<<<<
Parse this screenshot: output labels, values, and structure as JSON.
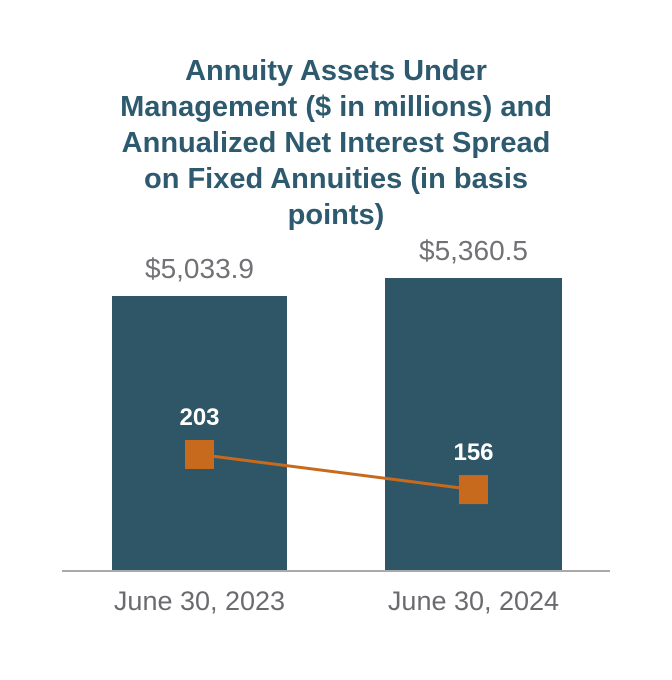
{
  "chart": {
    "title_lines": [
      "Annuity Assets Under",
      "Management ($ in millions) and",
      "Annualized Net Interest Spread",
      "on Fixed Annuities (in basis",
      "points)"
    ]
  },
  "chart_data": {
    "type": "bar",
    "title": "Annuity Assets Under Management ($ in millions) and Annualized Net Interest Spread on Fixed Annuities (in basis points)",
    "categories": [
      "June 30, 2023",
      "June 30, 2024"
    ],
    "series": [
      {
        "name": "Annuity Assets Under Management",
        "type": "bar",
        "unit": "$ in millions",
        "values": [
          5033.9,
          5360.5
        ],
        "labels": [
          "$5,033.9",
          "$5,360.5"
        ],
        "color": "#2F5666"
      },
      {
        "name": "Annualized Net Interest Spread on Fixed Annuities",
        "type": "line",
        "unit": "basis points",
        "values": [
          203,
          156
        ],
        "labels": [
          "203",
          "156"
        ],
        "color": "#C86A1D",
        "marker": "square"
      }
    ],
    "legend_position": "none",
    "grid": false,
    "bar_axis_range": [
      0,
      5600
    ],
    "colors": {
      "title": "#2D5A6E",
      "value_label": "#717275",
      "category_label": "#6A6B6E",
      "axis_line": "#A7A9AC",
      "marker_label": "#FFFFFF",
      "background": "#FFFFFF"
    }
  }
}
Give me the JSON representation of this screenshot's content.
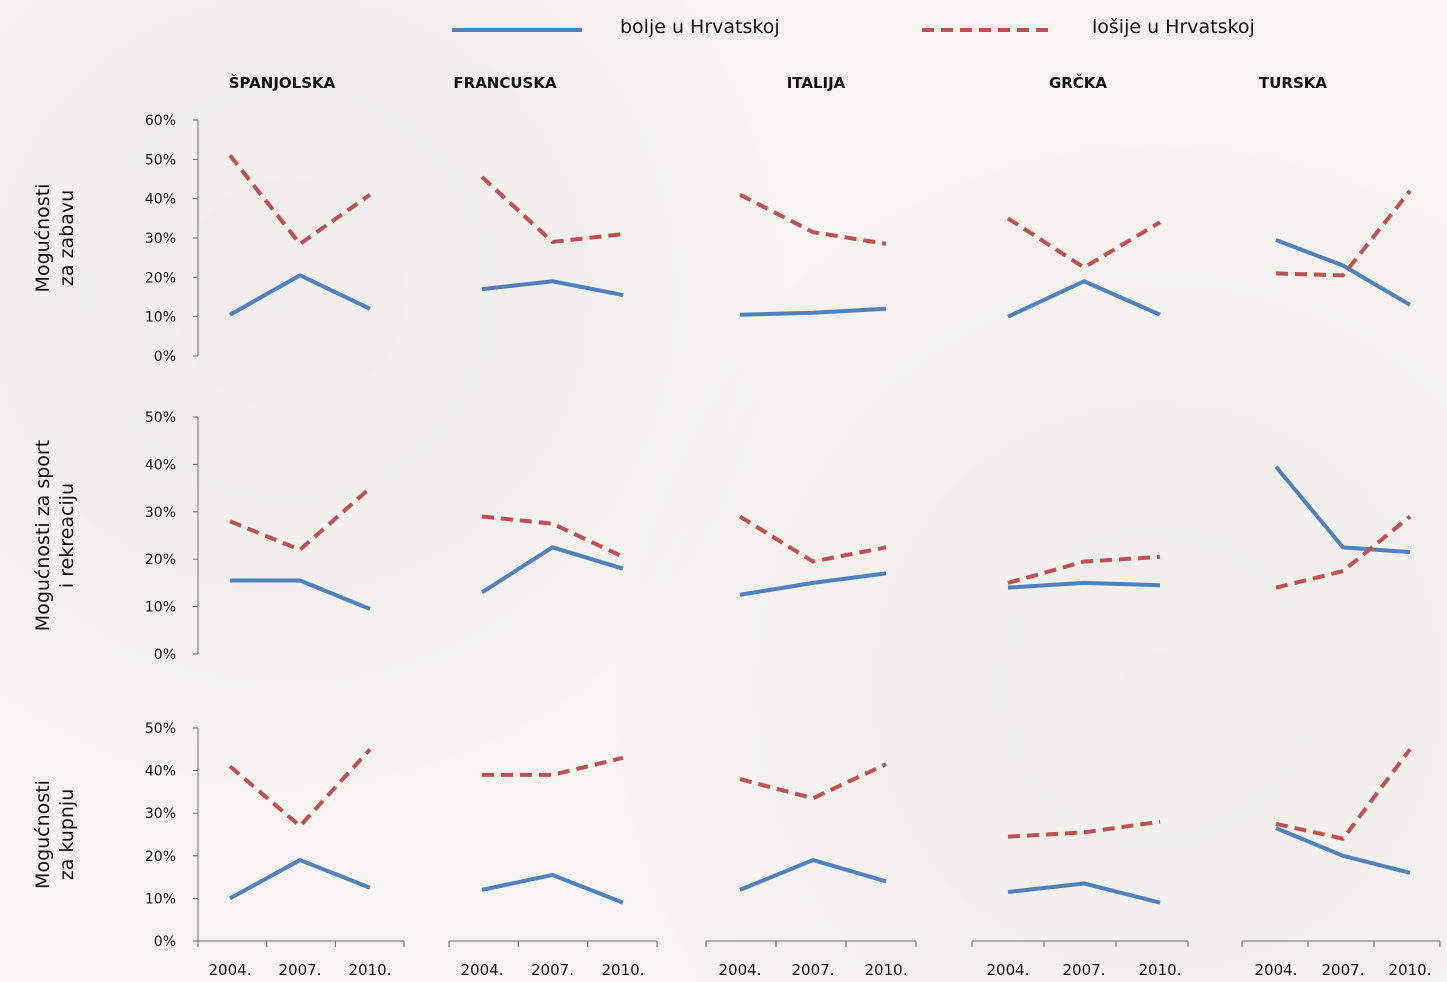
{
  "chart_data": {
    "type": "line",
    "legend": {
      "position": "top",
      "entries": [
        {
          "name": "bolje u Hrvatskoj",
          "color": "#4f81bd",
          "style": "solid"
        },
        {
          "name": "lošije u Hrvatskoj",
          "color": "#c0504d",
          "style": "dashed"
        }
      ]
    },
    "countries": [
      "ŠPANJOLSKA",
      "FRANCUSKA",
      "ITALIJA",
      "GRČKA",
      "TURSKA"
    ],
    "x": [
      "2004.",
      "2007.",
      "2010."
    ],
    "rows": [
      {
        "ylabel": [
          "Mogućnosti",
          "za zabavu"
        ],
        "ylim": [
          0,
          60
        ],
        "yticks": [
          "0%",
          "10%",
          "20%",
          "30%",
          "40%",
          "50%",
          "60%"
        ],
        "panels": [
          {
            "bolje": [
              10.5,
              20.5,
              12
            ],
            "losije": [
              51,
              28.5,
              41
            ]
          },
          {
            "bolje": [
              17,
              19,
              15.5
            ],
            "losije": [
              45.5,
              29,
              31
            ]
          },
          {
            "bolje": [
              10.5,
              11,
              12
            ],
            "losije": [
              41,
              31.5,
              28.5
            ]
          },
          {
            "bolje": [
              10,
              19,
              10.5
            ],
            "losije": [
              35,
              22.5,
              34
            ]
          },
          {
            "bolje": [
              29.5,
              23,
              13
            ],
            "losije": [
              21,
              20.5,
              42
            ]
          }
        ]
      },
      {
        "ylabel": [
          "Mogućnosti za sport",
          "i rekreaciju"
        ],
        "ylim": [
          0,
          50
        ],
        "yticks": [
          "0%",
          "10%",
          "20%",
          "30%",
          "40%",
          "50%"
        ],
        "panels": [
          {
            "bolje": [
              15.5,
              15.5,
              9.5
            ],
            "losije": [
              28,
              22,
              35
            ]
          },
          {
            "bolje": [
              13,
              22.5,
              18
            ],
            "losije": [
              29,
              27.5,
              20.5
            ]
          },
          {
            "bolje": [
              12.5,
              15,
              17
            ],
            "losije": [
              29,
              19.5,
              22.5
            ]
          },
          {
            "bolje": [
              14,
              15,
              14.5
            ],
            "losije": [
              15,
              19.5,
              20.5
            ]
          },
          {
            "bolje": [
              39.5,
              22.5,
              21.5
            ],
            "losije": [
              14,
              17.5,
              29
            ]
          }
        ]
      },
      {
        "ylabel": [
          "Mogućnosti",
          "za kupnju"
        ],
        "ylim": [
          0,
          50
        ],
        "yticks": [
          "0%",
          "10%",
          "20%",
          "30%",
          "40%",
          "50%"
        ],
        "panels": [
          {
            "bolje": [
              10,
              19,
              12.5
            ],
            "losije": [
              41,
              27,
              45
            ]
          },
          {
            "bolje": [
              12,
              15.5,
              9
            ],
            "losije": [
              39,
              39,
              43
            ]
          },
          {
            "bolje": [
              12,
              19,
              14
            ],
            "losije": [
              38,
              33.5,
              41.5
            ]
          },
          {
            "bolje": [
              11.5,
              13.5,
              9
            ],
            "losije": [
              24.5,
              25.5,
              28
            ]
          },
          {
            "bolje": [
              26.5,
              20,
              16
            ],
            "losije": [
              27.5,
              24,
              45
            ]
          }
        ]
      }
    ]
  }
}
>>>>
- **GIVEN EXERCISE**: Quote every entry exactly, with the pictures omitted.

- **RESPONSE TO THIS TASK**:
Parse this screenshot: output labels, values, and structure as JSON.
{
  "chart": {
    "title_lines": [
      "Annuity Assets Under",
      "Management ($ in millions) and",
      "Annualized Net Interest Spread",
      "on Fixed Annuities (in basis",
      "points)"
    ]
  },
  "chart_data": {
    "type": "bar",
    "title": "Annuity Assets Under Management ($ in millions) and Annualized Net Interest Spread on Fixed Annuities (in basis points)",
    "categories": [
      "June 30, 2023",
      "June 30, 2024"
    ],
    "series": [
      {
        "name": "Annuity Assets Under Management",
        "type": "bar",
        "unit": "$ in millions",
        "values": [
          5033.9,
          5360.5
        ],
        "labels": [
          "$5,033.9",
          "$5,360.5"
        ],
        "color": "#2F5666"
      },
      {
        "name": "Annualized Net Interest Spread on Fixed Annuities",
        "type": "line",
        "unit": "basis points",
        "values": [
          203,
          156
        ],
        "labels": [
          "203",
          "156"
        ],
        "color": "#C86A1D",
        "marker": "square"
      }
    ],
    "legend_position": "none",
    "grid": false,
    "bar_axis_range": [
      0,
      5600
    ],
    "colors": {
      "title": "#2D5A6E",
      "value_label": "#717275",
      "category_label": "#6A6B6E",
      "axis_line": "#A7A9AC",
      "marker_label": "#FFFFFF",
      "background": "#FFFFFF"
    }
  }
}
Give me the JSON representation of this screenshot's content.
{
  "chart_data": {
    "type": "line",
    "legend": {
      "position": "top",
      "entries": [
        {
          "name": "bolje u Hrvatskoj",
          "color": "#4f81bd",
          "style": "solid"
        },
        {
          "name": "lošije u Hrvatskoj",
          "color": "#c0504d",
          "style": "dashed"
        }
      ]
    },
    "countries": [
      "ŠPANJOLSKA",
      "FRANCUSKA",
      "ITALIJA",
      "GRČKA",
      "TURSKA"
    ],
    "x": [
      "2004.",
      "2007.",
      "2010."
    ],
    "rows": [
      {
        "ylabel": [
          "Mogućnosti",
          "za zabavu"
        ],
        "ylim": [
          0,
          60
        ],
        "yticks": [
          "0%",
          "10%",
          "20%",
          "30%",
          "40%",
          "50%",
          "60%"
        ],
        "panels": [
          {
            "bolje": [
              10.5,
              20.5,
              12
            ],
            "losije": [
              51,
              28.5,
              41
            ]
          },
          {
            "bolje": [
              17,
              19,
              15.5
            ],
            "losije": [
              45.5,
              29,
              31
            ]
          },
          {
            "bolje": [
              10.5,
              11,
              12
            ],
            "losije": [
              41,
              31.5,
              28.5
            ]
          },
          {
            "bolje": [
              10,
              19,
              10.5
            ],
            "losije": [
              35,
              22.5,
              34
            ]
          },
          {
            "bolje": [
              29.5,
              23,
              13
            ],
            "losije": [
              21,
              20.5,
              42
            ]
          }
        ]
      },
      {
        "ylabel": [
          "Mogućnosti za sport",
          "i rekreaciju"
        ],
        "ylim": [
          0,
          50
        ],
        "yticks": [
          "0%",
          "10%",
          "20%",
          "30%",
          "40%",
          "50%"
        ],
        "panels": [
          {
            "bolje": [
              15.5,
              15.5,
              9.5
            ],
            "losije": [
              28,
              22,
              35
            ]
          },
          {
            "bolje": [
              13,
              22.5,
              18
            ],
            "losije": [
              29,
              27.5,
              20.5
            ]
          },
          {
            "bolje": [
              12.5,
              15,
              17
            ],
            "losije": [
              29,
              19.5,
              22.5
            ]
          },
          {
            "bolje": [
              14,
              15,
              14.5
            ],
            "losije": [
              15,
              19.5,
              20.5
            ]
          },
          {
            "bolje": [
              39.5,
              22.5,
              21.5
            ],
            "losije": [
              14,
              17.5,
              29
            ]
          }
        ]
      },
      {
        "ylabel": [
          "Mogućnosti",
          "za kupnju"
        ],
        "ylim": [
          0,
          50
        ],
        "yticks": [
          "0%",
          "10%",
          "20%",
          "30%",
          "40%",
          "50%"
        ],
        "panels": [
          {
            "bolje": [
              10,
              19,
              12.5
            ],
            "losije": [
              41,
              27,
              45
            ]
          },
          {
            "bolje": [
              12,
              15.5,
              9
            ],
            "losije": [
              39,
              39,
              43
            ]
          },
          {
            "bolje": [
              12,
              19,
              14
            ],
            "losije": [
              38,
              33.5,
              41.5
            ]
          },
          {
            "bolje": [
              11.5,
              13.5,
              9
            ],
            "losije": [
              24.5,
              25.5,
              28
            ]
          },
          {
            "bolje": [
              26.5,
              20,
              16
            ],
            "losije": [
              27.5,
              24,
              45
            ]
          }
        ]
      }
    ]
  }
}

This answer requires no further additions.